— Begin Provided records —

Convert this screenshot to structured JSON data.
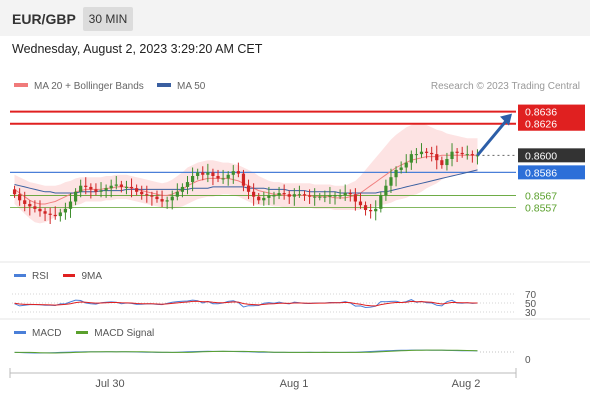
{
  "header": {
    "pair": "EUR/GBP",
    "interval": "30 MIN"
  },
  "datetime": "Wednesday, August 2, 2023 3:29:20 AM CET",
  "legend": {
    "bollinger": "MA 20 + Bollinger Bands",
    "ma50": "MA 50",
    "credit": "Research © 2023 Trading Central"
  },
  "colors": {
    "red": "#e02020",
    "blue": "#4a7fd8",
    "green": "#5aa02c",
    "bull": "#3e8e2e",
    "bear": "#d02525",
    "band": "#fde3e3",
    "dark_label": "#333333",
    "ma50": "#3a5fa0"
  },
  "chart_data": [
    {
      "type": "candlestick",
      "title": "EUR/GBP",
      "ylim": [
        0.8518,
        0.8648
      ],
      "xlabels": [
        "Jul 30",
        "Aug 1",
        "Aug 2"
      ],
      "levels": [
        {
          "label": "0.8636",
          "value": 0.8636,
          "kind": "resistance"
        },
        {
          "label": "0.8626",
          "value": 0.8626,
          "kind": "resistance"
        },
        {
          "label": "0.8600",
          "value": 0.86,
          "kind": "last"
        },
        {
          "label": "0.8586",
          "value": 0.8586,
          "kind": "pivot"
        },
        {
          "label": "0.8567",
          "value": 0.8567,
          "kind": "support"
        },
        {
          "label": "0.8557",
          "value": 0.8557,
          "kind": "support"
        }
      ],
      "closes": [
        0.8568,
        0.8563,
        0.856,
        0.8558,
        0.8556,
        0.8554,
        0.8552,
        0.8551,
        0.855,
        0.8553,
        0.8556,
        0.8562,
        0.857,
        0.8575,
        0.8574,
        0.8572,
        0.857,
        0.8571,
        0.8573,
        0.8575,
        0.8576,
        0.8574,
        0.8574,
        0.8573,
        0.857,
        0.8568,
        0.8567,
        0.8566,
        0.8564,
        0.8562,
        0.8563,
        0.8566,
        0.857,
        0.8574,
        0.8578,
        0.8583,
        0.8586,
        0.8584,
        0.8586,
        0.8583,
        0.8581,
        0.8581,
        0.8584,
        0.8587,
        0.8585,
        0.8575,
        0.857,
        0.8566,
        0.8563,
        0.8565,
        0.8567,
        0.8567,
        0.8569,
        0.8568,
        0.8566,
        0.8568,
        0.8568,
        0.8567,
        0.8566,
        0.8566,
        0.8566,
        0.8566,
        0.8567,
        0.8567,
        0.8567,
        0.8569,
        0.8568,
        0.8562,
        0.8559,
        0.8555,
        0.8554,
        0.8556,
        0.8567,
        0.8575,
        0.8582,
        0.8588,
        0.859,
        0.8594,
        0.8601,
        0.8601,
        0.8603,
        0.8602,
        0.8601,
        0.8596,
        0.8592,
        0.8597,
        0.8603,
        0.8602,
        0.8601,
        0.8601,
        0.86,
        0.86
      ],
      "ma20": [
        0.8572,
        0.8569,
        0.8566,
        0.8563,
        0.8561,
        0.856,
        0.856,
        0.8561,
        0.8562,
        0.8564,
        0.8566,
        0.8568,
        0.857,
        0.8571,
        0.8572,
        0.8572,
        0.8572,
        0.8572,
        0.8573,
        0.8573,
        0.8574,
        0.8574,
        0.8574,
        0.8573,
        0.8572,
        0.8571,
        0.857,
        0.8569,
        0.8568,
        0.8567,
        0.8567,
        0.8568,
        0.857,
        0.8572,
        0.8575,
        0.8577,
        0.8579,
        0.858,
        0.8581,
        0.8581,
        0.8581,
        0.8581,
        0.8581,
        0.858,
        0.8579,
        0.8577,
        0.8575,
        0.8573,
        0.8571,
        0.857,
        0.8569,
        0.8568,
        0.8568,
        0.8567,
        0.8567,
        0.8567,
        0.8567,
        0.8567,
        0.8567,
        0.8566,
        0.8566,
        0.8566,
        0.8566,
        0.8565,
        0.8565,
        0.8565,
        0.8566,
        0.8567,
        0.8569,
        0.8572,
        0.8575,
        0.8578,
        0.8581,
        0.8584,
        0.8587,
        0.859,
        0.8592,
        0.8594,
        0.8596,
        0.8597,
        0.8598,
        0.8599,
        0.8599,
        0.8599,
        0.86,
        0.86,
        0.86,
        0.86,
        0.86,
        0.86,
        0.86,
        0.86
      ],
      "band_width": [
        0.0012,
        0.0013,
        0.0014,
        0.0015,
        0.0016,
        0.0016,
        0.0015,
        0.0014,
        0.0013,
        0.0012,
        0.0012,
        0.0011,
        0.0011,
        0.0011,
        0.001,
        0.001,
        0.001,
        0.001,
        0.001,
        0.001,
        0.001,
        0.001,
        0.001,
        0.001,
        0.001,
        0.001,
        0.001,
        0.001,
        0.001,
        0.001,
        0.0011,
        0.0012,
        0.0013,
        0.0014,
        0.0015,
        0.0015,
        0.0015,
        0.0015,
        0.0015,
        0.0015,
        0.0014,
        0.0013,
        0.0013,
        0.0013,
        0.0013,
        0.0013,
        0.0013,
        0.0013,
        0.0012,
        0.0011,
        0.001,
        0.001,
        0.001,
        0.001,
        0.001,
        0.001,
        0.001,
        0.001,
        0.001,
        0.001,
        0.001,
        0.001,
        0.001,
        0.001,
        0.001,
        0.001,
        0.0011,
        0.0012,
        0.0014,
        0.0016,
        0.0018,
        0.002,
        0.0022,
        0.0024,
        0.0026,
        0.0027,
        0.0028,
        0.0029,
        0.0029,
        0.0029,
        0.0028,
        0.0026,
        0.0024,
        0.0022,
        0.002,
        0.0018,
        0.0017,
        0.0016,
        0.0015,
        0.0014,
        0.0014,
        0.0014
      ],
      "ma50": [
        0.8576,
        0.8575,
        0.8574,
        0.8573,
        0.8572,
        0.8571,
        0.857,
        0.857,
        0.8569,
        0.8569,
        0.8569,
        0.8569,
        0.8569,
        0.857,
        0.857,
        0.857,
        0.857,
        0.8571,
        0.8571,
        0.8571,
        0.8571,
        0.8571,
        0.8572,
        0.8572,
        0.8572,
        0.8572,
        0.8572,
        0.8572,
        0.8572,
        0.8572,
        0.8572,
        0.8572,
        0.8572,
        0.8572,
        0.8572,
        0.8573,
        0.8573,
        0.8573,
        0.8573,
        0.8574,
        0.8574,
        0.8574,
        0.8574,
        0.8574,
        0.8574,
        0.8574,
        0.8573,
        0.8573,
        0.8573,
        0.8573,
        0.8572,
        0.8572,
        0.8572,
        0.8572,
        0.8571,
        0.8571,
        0.8571,
        0.8571,
        0.857,
        0.857,
        0.857,
        0.857,
        0.857,
        0.857,
        0.8569,
        0.8569,
        0.8569,
        0.8569,
        0.8569,
        0.8569,
        0.8569,
        0.8569,
        0.857,
        0.857,
        0.8571,
        0.8572,
        0.8573,
        0.8574,
        0.8575,
        0.8576,
        0.8577,
        0.8578,
        0.8579,
        0.858,
        0.8581,
        0.8582,
        0.8583,
        0.8584,
        0.8585,
        0.8586,
        0.8587,
        0.8588
      ],
      "forecast": {
        "from": 0.86,
        "to": 0.8636
      }
    },
    {
      "type": "line",
      "title": "RSI",
      "series": [
        {
          "name": "RSI"
        },
        {
          "name": "9MA"
        }
      ],
      "ylim": [
        30,
        70
      ],
      "ticks": [
        "70",
        "50",
        "30"
      ]
    },
    {
      "type": "line",
      "title": "MACD",
      "series": [
        {
          "name": "MACD"
        },
        {
          "name": "MACD Signal"
        }
      ],
      "ticks": [
        "0"
      ]
    }
  ]
}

— End Provided records —

Restate each of the entries above word for word and skip every image.

Convert this screenshot to structured JSON data.
{
  "header": {
    "pair": "EUR/GBP",
    "interval": "30 MIN"
  },
  "datetime": "Wednesday, August 2, 2023 3:29:20 AM CET",
  "legend": {
    "bollinger": "MA 20 + Bollinger Bands",
    "ma50": "MA 50",
    "credit": "Research © 2023 Trading Central"
  },
  "colors": {
    "red": "#e02020",
    "blue": "#4a7fd8",
    "green": "#5aa02c",
    "bull": "#3e8e2e",
    "bear": "#d02525",
    "band": "#fde3e3",
    "dark_label": "#333333",
    "ma50": "#3a5fa0"
  },
  "chart_data": [
    {
      "type": "candlestick",
      "title": "EUR/GBP",
      "ylim": [
        0.8518,
        0.8648
      ],
      "xlabels": [
        "Jul 30",
        "Aug 1",
        "Aug 2"
      ],
      "levels": [
        {
          "label": "0.8636",
          "value": 0.8636,
          "kind": "resistance"
        },
        {
          "label": "0.8626",
          "value": 0.8626,
          "kind": "resistance"
        },
        {
          "label": "0.8600",
          "value": 0.86,
          "kind": "last"
        },
        {
          "label": "0.8586",
          "value": 0.8586,
          "kind": "pivot"
        },
        {
          "label": "0.8567",
          "value": 0.8567,
          "kind": "support"
        },
        {
          "label": "0.8557",
          "value": 0.8557,
          "kind": "support"
        }
      ],
      "closes": [
        0.8568,
        0.8563,
        0.856,
        0.8558,
        0.8556,
        0.8554,
        0.8552,
        0.8551,
        0.855,
        0.8553,
        0.8556,
        0.8562,
        0.857,
        0.8575,
        0.8574,
        0.8572,
        0.857,
        0.8571,
        0.8573,
        0.8575,
        0.8576,
        0.8574,
        0.8574,
        0.8573,
        0.857,
        0.8568,
        0.8567,
        0.8566,
        0.8564,
        0.8562,
        0.8563,
        0.8566,
        0.857,
        0.8574,
        0.8578,
        0.8583,
        0.8586,
        0.8584,
        0.8586,
        0.8583,
        0.8581,
        0.8581,
        0.8584,
        0.8587,
        0.8585,
        0.8575,
        0.857,
        0.8566,
        0.8563,
        0.8565,
        0.8567,
        0.8567,
        0.8569,
        0.8568,
        0.8566,
        0.8568,
        0.8568,
        0.8567,
        0.8566,
        0.8566,
        0.8566,
        0.8566,
        0.8567,
        0.8567,
        0.8567,
        0.8569,
        0.8568,
        0.8562,
        0.8559,
        0.8555,
        0.8554,
        0.8556,
        0.8567,
        0.8575,
        0.8582,
        0.8588,
        0.859,
        0.8594,
        0.8601,
        0.8601,
        0.8603,
        0.8602,
        0.8601,
        0.8596,
        0.8592,
        0.8597,
        0.8603,
        0.8602,
        0.8601,
        0.8601,
        0.86,
        0.86
      ],
      "ma20": [
        0.8572,
        0.8569,
        0.8566,
        0.8563,
        0.8561,
        0.856,
        0.856,
        0.8561,
        0.8562,
        0.8564,
        0.8566,
        0.8568,
        0.857,
        0.8571,
        0.8572,
        0.8572,
        0.8572,
        0.8572,
        0.8573,
        0.8573,
        0.8574,
        0.8574,
        0.8574,
        0.8573,
        0.8572,
        0.8571,
        0.857,
        0.8569,
        0.8568,
        0.8567,
        0.8567,
        0.8568,
        0.857,
        0.8572,
        0.8575,
        0.8577,
        0.8579,
        0.858,
        0.8581,
        0.8581,
        0.8581,
        0.8581,
        0.8581,
        0.858,
        0.8579,
        0.8577,
        0.8575,
        0.8573,
        0.8571,
        0.857,
        0.8569,
        0.8568,
        0.8568,
        0.8567,
        0.8567,
        0.8567,
        0.8567,
        0.8567,
        0.8567,
        0.8566,
        0.8566,
        0.8566,
        0.8566,
        0.8565,
        0.8565,
        0.8565,
        0.8566,
        0.8567,
        0.8569,
        0.8572,
        0.8575,
        0.8578,
        0.8581,
        0.8584,
        0.8587,
        0.859,
        0.8592,
        0.8594,
        0.8596,
        0.8597,
        0.8598,
        0.8599,
        0.8599,
        0.8599,
        0.86,
        0.86,
        0.86,
        0.86,
        0.86,
        0.86,
        0.86,
        0.86
      ],
      "band_width": [
        0.0012,
        0.0013,
        0.0014,
        0.0015,
        0.0016,
        0.0016,
        0.0015,
        0.0014,
        0.0013,
        0.0012,
        0.0012,
        0.0011,
        0.0011,
        0.0011,
        0.001,
        0.001,
        0.001,
        0.001,
        0.001,
        0.001,
        0.001,
        0.001,
        0.001,
        0.001,
        0.001,
        0.001,
        0.001,
        0.001,
        0.001,
        0.001,
        0.0011,
        0.0012,
        0.0013,
        0.0014,
        0.0015,
        0.0015,
        0.0015,
        0.0015,
        0.0015,
        0.0015,
        0.0014,
        0.0013,
        0.0013,
        0.0013,
        0.0013,
        0.0013,
        0.0013,
        0.0013,
        0.0012,
        0.0011,
        0.001,
        0.001,
        0.001,
        0.001,
        0.001,
        0.001,
        0.001,
        0.001,
        0.001,
        0.001,
        0.001,
        0.001,
        0.001,
        0.001,
        0.001,
        0.001,
        0.0011,
        0.0012,
        0.0014,
        0.0016,
        0.0018,
        0.002,
        0.0022,
        0.0024,
        0.0026,
        0.0027,
        0.0028,
        0.0029,
        0.0029,
        0.0029,
        0.0028,
        0.0026,
        0.0024,
        0.0022,
        0.002,
        0.0018,
        0.0017,
        0.0016,
        0.0015,
        0.0014,
        0.0014,
        0.0014
      ],
      "ma50": [
        0.8576,
        0.8575,
        0.8574,
        0.8573,
        0.8572,
        0.8571,
        0.857,
        0.857,
        0.8569,
        0.8569,
        0.8569,
        0.8569,
        0.8569,
        0.857,
        0.857,
        0.857,
        0.857,
        0.8571,
        0.8571,
        0.8571,
        0.8571,
        0.8571,
        0.8572,
        0.8572,
        0.8572,
        0.8572,
        0.8572,
        0.8572,
        0.8572,
        0.8572,
        0.8572,
        0.8572,
        0.8572,
        0.8572,
        0.8572,
        0.8573,
        0.8573,
        0.8573,
        0.8573,
        0.8574,
        0.8574,
        0.8574,
        0.8574,
        0.8574,
        0.8574,
        0.8574,
        0.8573,
        0.8573,
        0.8573,
        0.8573,
        0.8572,
        0.8572,
        0.8572,
        0.8572,
        0.8571,
        0.8571,
        0.8571,
        0.8571,
        0.857,
        0.857,
        0.857,
        0.857,
        0.857,
        0.857,
        0.8569,
        0.8569,
        0.8569,
        0.8569,
        0.8569,
        0.8569,
        0.8569,
        0.8569,
        0.857,
        0.857,
        0.8571,
        0.8572,
        0.8573,
        0.8574,
        0.8575,
        0.8576,
        0.8577,
        0.8578,
        0.8579,
        0.858,
        0.8581,
        0.8582,
        0.8583,
        0.8584,
        0.8585,
        0.8586,
        0.8587,
        0.8588
      ],
      "forecast": {
        "from": 0.86,
        "to": 0.8636
      }
    },
    {
      "type": "line",
      "title": "RSI",
      "series": [
        {
          "name": "RSI"
        },
        {
          "name": "9MA"
        }
      ],
      "ylim": [
        30,
        70
      ],
      "ticks": [
        "70",
        "50",
        "30"
      ]
    },
    {
      "type": "line",
      "title": "MACD",
      "series": [
        {
          "name": "MACD"
        },
        {
          "name": "MACD Signal"
        }
      ],
      "ticks": [
        "0"
      ]
    }
  ]
}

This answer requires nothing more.